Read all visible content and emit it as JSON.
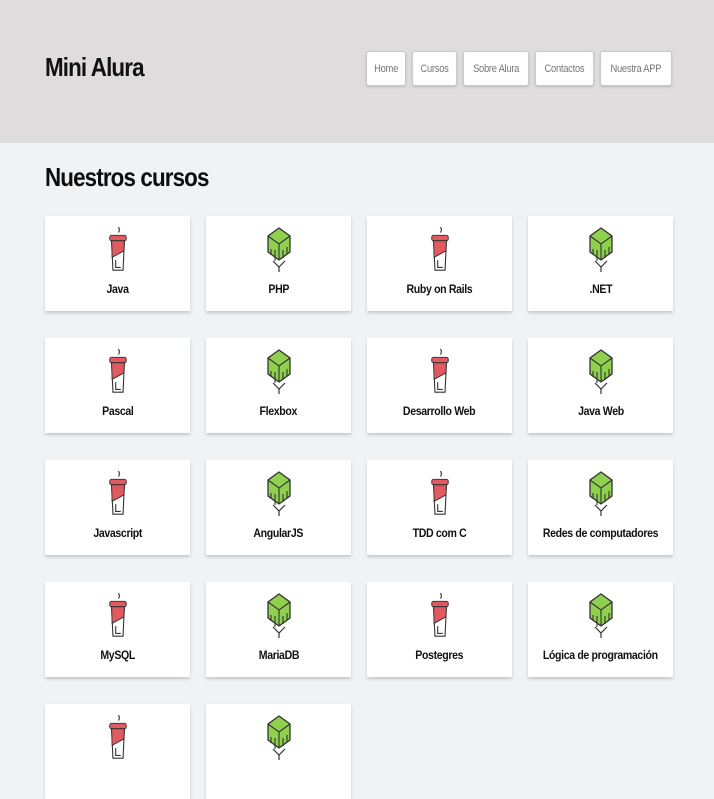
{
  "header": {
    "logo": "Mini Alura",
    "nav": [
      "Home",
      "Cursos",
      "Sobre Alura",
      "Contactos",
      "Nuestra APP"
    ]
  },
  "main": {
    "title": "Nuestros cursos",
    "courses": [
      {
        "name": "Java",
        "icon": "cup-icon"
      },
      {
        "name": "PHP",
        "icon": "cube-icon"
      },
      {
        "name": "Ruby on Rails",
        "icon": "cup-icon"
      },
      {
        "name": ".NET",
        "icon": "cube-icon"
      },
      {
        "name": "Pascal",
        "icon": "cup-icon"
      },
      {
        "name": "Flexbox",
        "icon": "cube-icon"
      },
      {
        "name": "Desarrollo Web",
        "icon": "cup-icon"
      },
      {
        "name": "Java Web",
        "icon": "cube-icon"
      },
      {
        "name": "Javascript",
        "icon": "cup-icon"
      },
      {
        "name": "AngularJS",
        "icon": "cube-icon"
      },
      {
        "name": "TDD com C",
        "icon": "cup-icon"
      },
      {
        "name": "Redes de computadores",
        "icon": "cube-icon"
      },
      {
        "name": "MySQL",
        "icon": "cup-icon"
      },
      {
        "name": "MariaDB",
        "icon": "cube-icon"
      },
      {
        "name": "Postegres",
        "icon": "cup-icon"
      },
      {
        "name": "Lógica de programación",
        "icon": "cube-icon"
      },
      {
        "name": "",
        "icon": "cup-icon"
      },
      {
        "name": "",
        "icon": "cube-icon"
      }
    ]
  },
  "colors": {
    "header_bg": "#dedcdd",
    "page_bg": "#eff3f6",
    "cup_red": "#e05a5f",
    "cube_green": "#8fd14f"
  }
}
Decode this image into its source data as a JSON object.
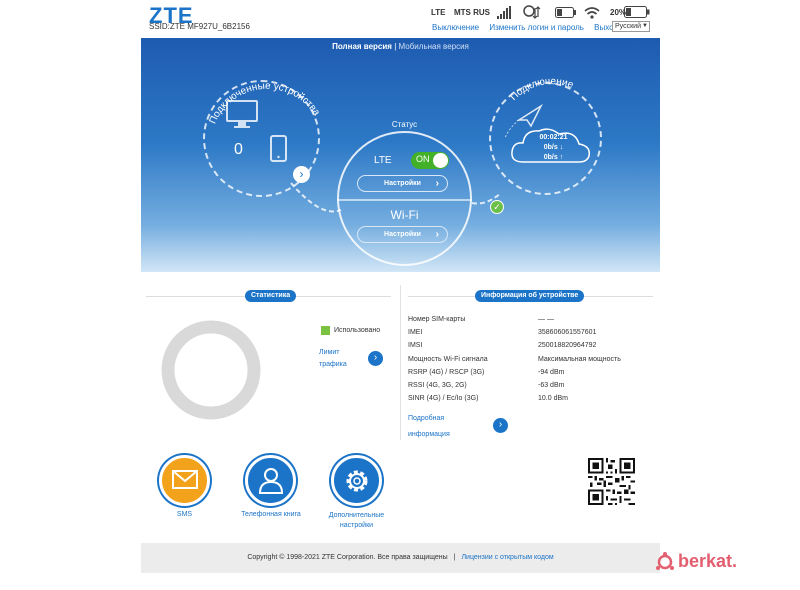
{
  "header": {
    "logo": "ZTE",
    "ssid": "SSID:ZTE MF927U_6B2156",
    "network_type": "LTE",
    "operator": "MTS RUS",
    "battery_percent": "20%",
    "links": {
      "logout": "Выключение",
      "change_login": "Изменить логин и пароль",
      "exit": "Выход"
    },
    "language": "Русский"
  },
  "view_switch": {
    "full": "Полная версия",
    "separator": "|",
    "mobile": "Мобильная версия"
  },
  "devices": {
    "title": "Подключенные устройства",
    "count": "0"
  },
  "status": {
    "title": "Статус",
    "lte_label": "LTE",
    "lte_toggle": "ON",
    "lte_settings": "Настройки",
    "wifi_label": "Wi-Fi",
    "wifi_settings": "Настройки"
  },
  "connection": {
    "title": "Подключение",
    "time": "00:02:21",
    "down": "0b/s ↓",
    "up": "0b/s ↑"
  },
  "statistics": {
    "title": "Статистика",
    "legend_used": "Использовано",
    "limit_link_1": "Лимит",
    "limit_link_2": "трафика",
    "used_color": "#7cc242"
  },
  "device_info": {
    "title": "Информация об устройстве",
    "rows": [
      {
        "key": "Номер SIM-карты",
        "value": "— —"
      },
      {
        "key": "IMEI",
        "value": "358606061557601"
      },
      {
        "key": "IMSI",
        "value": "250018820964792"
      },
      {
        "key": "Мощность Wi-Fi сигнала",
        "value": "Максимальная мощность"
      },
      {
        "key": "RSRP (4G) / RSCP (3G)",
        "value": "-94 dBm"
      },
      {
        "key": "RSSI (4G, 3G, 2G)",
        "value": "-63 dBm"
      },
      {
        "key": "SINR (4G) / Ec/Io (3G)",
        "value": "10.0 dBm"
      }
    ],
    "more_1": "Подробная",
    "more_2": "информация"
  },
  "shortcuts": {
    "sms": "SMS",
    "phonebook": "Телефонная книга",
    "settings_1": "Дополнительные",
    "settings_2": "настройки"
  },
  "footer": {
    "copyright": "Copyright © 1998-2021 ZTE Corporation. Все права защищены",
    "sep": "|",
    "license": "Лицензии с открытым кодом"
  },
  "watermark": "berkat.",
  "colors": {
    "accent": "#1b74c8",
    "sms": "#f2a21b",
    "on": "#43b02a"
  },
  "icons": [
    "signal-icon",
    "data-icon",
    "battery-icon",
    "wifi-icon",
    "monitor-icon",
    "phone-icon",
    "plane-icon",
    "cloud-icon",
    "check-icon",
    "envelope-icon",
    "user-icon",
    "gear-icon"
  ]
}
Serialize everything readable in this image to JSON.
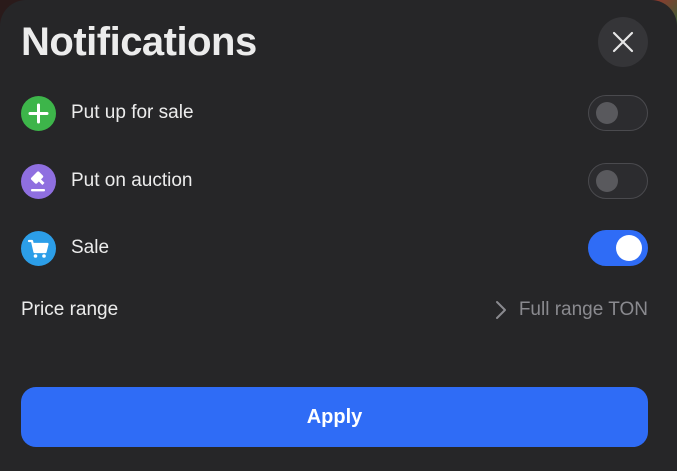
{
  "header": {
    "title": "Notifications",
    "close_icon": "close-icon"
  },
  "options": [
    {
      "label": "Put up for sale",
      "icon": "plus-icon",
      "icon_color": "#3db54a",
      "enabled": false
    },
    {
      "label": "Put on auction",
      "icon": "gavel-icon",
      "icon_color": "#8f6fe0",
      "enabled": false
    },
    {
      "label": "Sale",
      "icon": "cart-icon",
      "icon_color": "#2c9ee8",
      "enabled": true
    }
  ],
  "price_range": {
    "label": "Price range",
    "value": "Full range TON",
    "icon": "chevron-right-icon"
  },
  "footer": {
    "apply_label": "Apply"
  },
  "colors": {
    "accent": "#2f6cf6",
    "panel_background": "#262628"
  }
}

--------------------------------

● **Instructions for the task**
Each line that holds the word "JSON" is to be copied.

● **Answer to this exercise**
Read all visible content and emit it as JSON.
Decode this image into its source data as a JSON object.
Serialize everything readable in this image to JSON.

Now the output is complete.